◆ Short task ◆
Rewrite the rows below with every "container" replaced by "pod", leaving everything else unchanged.

◆ Recorded information ◆
☆ ☆ ☆ ☆ ☆ ☆ ☆

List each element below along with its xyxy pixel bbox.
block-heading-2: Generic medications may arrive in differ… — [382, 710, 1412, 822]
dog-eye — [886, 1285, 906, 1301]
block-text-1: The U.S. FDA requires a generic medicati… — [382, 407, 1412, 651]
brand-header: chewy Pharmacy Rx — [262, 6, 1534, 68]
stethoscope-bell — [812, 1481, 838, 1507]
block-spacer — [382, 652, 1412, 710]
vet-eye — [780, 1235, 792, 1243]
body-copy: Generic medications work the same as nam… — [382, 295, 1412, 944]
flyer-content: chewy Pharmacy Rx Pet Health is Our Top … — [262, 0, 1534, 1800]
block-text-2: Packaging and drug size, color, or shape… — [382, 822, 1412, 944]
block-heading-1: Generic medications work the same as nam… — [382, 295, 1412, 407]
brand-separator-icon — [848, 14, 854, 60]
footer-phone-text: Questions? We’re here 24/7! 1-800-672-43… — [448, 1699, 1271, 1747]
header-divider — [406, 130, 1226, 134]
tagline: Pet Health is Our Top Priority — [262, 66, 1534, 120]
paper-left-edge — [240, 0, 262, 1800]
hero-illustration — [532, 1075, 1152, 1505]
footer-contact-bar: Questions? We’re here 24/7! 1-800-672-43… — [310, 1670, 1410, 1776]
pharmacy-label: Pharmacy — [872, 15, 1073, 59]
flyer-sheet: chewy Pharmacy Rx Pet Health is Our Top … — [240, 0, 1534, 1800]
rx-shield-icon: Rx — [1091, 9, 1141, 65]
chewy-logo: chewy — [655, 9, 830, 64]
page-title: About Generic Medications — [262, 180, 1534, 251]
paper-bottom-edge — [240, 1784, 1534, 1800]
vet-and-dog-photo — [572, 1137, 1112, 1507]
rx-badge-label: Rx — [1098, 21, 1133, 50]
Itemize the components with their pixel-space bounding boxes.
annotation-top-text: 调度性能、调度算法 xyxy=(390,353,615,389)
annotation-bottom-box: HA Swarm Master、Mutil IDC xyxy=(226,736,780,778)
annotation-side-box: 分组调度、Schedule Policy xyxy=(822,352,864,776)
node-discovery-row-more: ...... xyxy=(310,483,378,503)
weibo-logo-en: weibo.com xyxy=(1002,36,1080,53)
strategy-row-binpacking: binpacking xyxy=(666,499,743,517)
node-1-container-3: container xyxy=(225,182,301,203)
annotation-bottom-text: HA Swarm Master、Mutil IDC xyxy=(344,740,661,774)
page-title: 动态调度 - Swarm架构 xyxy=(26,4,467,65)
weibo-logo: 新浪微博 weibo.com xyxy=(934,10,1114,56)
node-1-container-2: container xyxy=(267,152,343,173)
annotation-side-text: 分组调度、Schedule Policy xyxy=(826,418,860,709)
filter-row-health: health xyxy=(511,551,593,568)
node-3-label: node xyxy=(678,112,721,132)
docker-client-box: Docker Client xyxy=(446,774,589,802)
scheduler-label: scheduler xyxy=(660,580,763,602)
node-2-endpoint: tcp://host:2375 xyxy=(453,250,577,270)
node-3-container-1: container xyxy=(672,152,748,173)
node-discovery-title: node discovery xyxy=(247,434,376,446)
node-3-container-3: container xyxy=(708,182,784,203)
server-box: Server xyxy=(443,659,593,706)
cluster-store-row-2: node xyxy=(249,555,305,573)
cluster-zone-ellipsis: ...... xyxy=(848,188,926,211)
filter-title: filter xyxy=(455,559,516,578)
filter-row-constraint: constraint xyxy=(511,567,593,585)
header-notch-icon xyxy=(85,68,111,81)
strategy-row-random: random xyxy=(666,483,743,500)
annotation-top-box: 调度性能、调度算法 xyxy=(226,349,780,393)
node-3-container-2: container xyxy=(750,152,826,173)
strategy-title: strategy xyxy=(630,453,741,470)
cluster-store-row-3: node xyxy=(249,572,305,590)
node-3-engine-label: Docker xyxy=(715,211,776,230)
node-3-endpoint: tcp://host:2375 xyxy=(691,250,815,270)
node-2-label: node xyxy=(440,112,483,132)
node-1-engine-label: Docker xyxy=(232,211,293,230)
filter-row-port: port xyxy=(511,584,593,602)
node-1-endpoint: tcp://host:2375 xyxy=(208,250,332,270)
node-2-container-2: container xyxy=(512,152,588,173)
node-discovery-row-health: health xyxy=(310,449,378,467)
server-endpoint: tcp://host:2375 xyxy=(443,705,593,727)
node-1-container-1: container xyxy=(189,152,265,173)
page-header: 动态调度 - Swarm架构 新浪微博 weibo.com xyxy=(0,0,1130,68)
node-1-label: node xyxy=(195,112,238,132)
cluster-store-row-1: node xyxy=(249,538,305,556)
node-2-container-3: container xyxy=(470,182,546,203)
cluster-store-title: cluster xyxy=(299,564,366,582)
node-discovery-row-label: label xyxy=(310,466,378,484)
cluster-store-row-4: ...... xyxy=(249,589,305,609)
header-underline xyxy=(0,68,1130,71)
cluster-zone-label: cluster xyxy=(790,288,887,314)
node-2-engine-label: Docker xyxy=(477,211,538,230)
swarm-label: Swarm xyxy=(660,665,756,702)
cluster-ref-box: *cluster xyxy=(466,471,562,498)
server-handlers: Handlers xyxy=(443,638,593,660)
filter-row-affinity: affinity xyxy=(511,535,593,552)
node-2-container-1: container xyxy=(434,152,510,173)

☆ ☆ ☆ ☆ ☆ ☆ ☆

◆ Reply to the task ◆
List each element below along with its xyxy pixel bbox.
block-heading-2: Generic medications may arrive in differ… — [382, 710, 1412, 822]
dog-eye — [886, 1285, 906, 1301]
block-text-1: The U.S. FDA requires a generic medicati… — [382, 407, 1412, 651]
brand-header: chewy Pharmacy Rx — [262, 6, 1534, 68]
stethoscope-bell — [812, 1481, 838, 1507]
block-spacer — [382, 652, 1412, 710]
vet-eye — [780, 1235, 792, 1243]
body-copy: Generic medications work the same as nam… — [382, 295, 1412, 944]
flyer-content: chewy Pharmacy Rx Pet Health is Our Top … — [262, 0, 1534, 1800]
block-text-2: Packaging and drug size, color, or shape… — [382, 822, 1412, 944]
block-heading-1: Generic medications work the same as nam… — [382, 295, 1412, 407]
brand-separator-icon — [848, 14, 854, 60]
footer-phone-text: Questions? We’re here 24/7! 1-800-672-43… — [448, 1699, 1271, 1747]
header-divider — [406, 130, 1226, 134]
tagline: Pet Health is Our Top Priority — [262, 66, 1534, 120]
paper-left-edge — [240, 0, 262, 1800]
hero-illustration — [532, 1075, 1152, 1505]
footer-contact-bar: Questions? We’re here 24/7! 1-800-672-43… — [310, 1670, 1410, 1776]
pharmacy-label: Pharmacy — [872, 15, 1073, 59]
flyer-sheet: chewy Pharmacy Rx Pet Health is Our Top … — [240, 0, 1534, 1800]
rx-shield-icon: Rx — [1091, 9, 1141, 65]
chewy-logo: chewy — [655, 9, 830, 64]
page-title: About Generic Medications — [262, 180, 1534, 251]
paper-bottom-edge — [240, 1784, 1534, 1800]
vet-and-dog-photo — [572, 1137, 1112, 1507]
rx-badge-label: Rx — [1098, 21, 1133, 50]
Itemize the components with their pixel-space bounding boxes.
annotation-top-text: 调度性能、调度算法 xyxy=(390,353,615,389)
annotation-bottom-box: HA Swarm Master、Mutil IDC xyxy=(226,736,780,778)
annotation-side-box: 分组调度、Schedule Policy xyxy=(822,352,864,776)
node-discovery-row-more: ...... xyxy=(310,483,378,503)
weibo-logo-en: weibo.com xyxy=(1002,36,1080,53)
strategy-row-binpacking: binpacking xyxy=(666,499,743,517)
node-1-pod-3: pod xyxy=(225,182,301,203)
annotation-bottom-text: HA Swarm Master、Mutil IDC xyxy=(344,740,661,774)
page-title: 动态调度 - Swarm架构 xyxy=(26,4,467,65)
weibo-logo: 新浪微博 weibo.com xyxy=(934,10,1114,56)
node-1-pod-2: pod xyxy=(267,152,343,173)
annotation-side-text: 分组调度、Schedule Policy xyxy=(826,418,860,709)
filter-row-health: health xyxy=(511,551,593,568)
node-3-label: node xyxy=(678,112,721,132)
docker-client-box: Docker Client xyxy=(446,774,589,802)
scheduler-label: scheduler xyxy=(660,580,763,602)
node-2-endpoint: tcp://host:2375 xyxy=(453,250,577,270)
node-3-pod-1: pod xyxy=(672,152,748,173)
node-discovery-title: node discovery xyxy=(247,434,376,446)
node-3-pod-3: pod xyxy=(708,182,784,203)
server-box: Server xyxy=(443,659,593,706)
cluster-store-row-2: node xyxy=(249,555,305,573)
cluster-zone-ellipsis: ...... xyxy=(848,188,926,211)
filter-title: filter xyxy=(455,559,516,578)
filter-row-constraint: constraint xyxy=(511,567,593,585)
header-notch-icon xyxy=(85,68,111,81)
strategy-row-random: random xyxy=(666,483,743,500)
annotation-top-box: 调度性能、调度算法 xyxy=(226,349,780,393)
node-3-pod-2: pod xyxy=(750,152,826,173)
strategy-title: strategy xyxy=(630,453,741,470)
cluster-store-row-3: node xyxy=(249,572,305,590)
node-3-engine-label: Docker xyxy=(715,211,776,230)
node-3-endpoint: tcp://host:2375 xyxy=(691,250,815,270)
node-2-label: node xyxy=(440,112,483,132)
node-1-engine-label: Docker xyxy=(232,211,293,230)
filter-row-port: port xyxy=(511,584,593,602)
node-1-endpoint: tcp://host:2375 xyxy=(208,250,332,270)
node-2-pod-2: pod xyxy=(512,152,588,173)
node-discovery-row-health: health xyxy=(310,449,378,467)
server-endpoint: tcp://host:2375 xyxy=(443,705,593,727)
node-1-pod-1: pod xyxy=(189,152,265,173)
page-header: 动态调度 - Swarm架构 新浪微博 weibo.com xyxy=(0,0,1130,68)
node-1-label: node xyxy=(195,112,238,132)
cluster-store-row-1: node xyxy=(249,538,305,556)
node-2-pod-3: pod xyxy=(470,182,546,203)
cluster-store-title: cluster xyxy=(299,564,366,582)
node-discovery-row-label: label xyxy=(310,466,378,484)
cluster-store-row-4: ...... xyxy=(249,589,305,609)
header-underline xyxy=(0,68,1130,71)
cluster-zone-label: cluster xyxy=(790,288,887,314)
node-2-engine-label: Docker xyxy=(477,211,538,230)
swarm-label: Swarm xyxy=(660,665,756,702)
cluster-ref-box: *cluster xyxy=(466,471,562,498)
server-handlers: Handlers xyxy=(443,638,593,660)
filter-row-affinity: affinity xyxy=(511,535,593,552)
node-2-pod-1: pod xyxy=(434,152,510,173)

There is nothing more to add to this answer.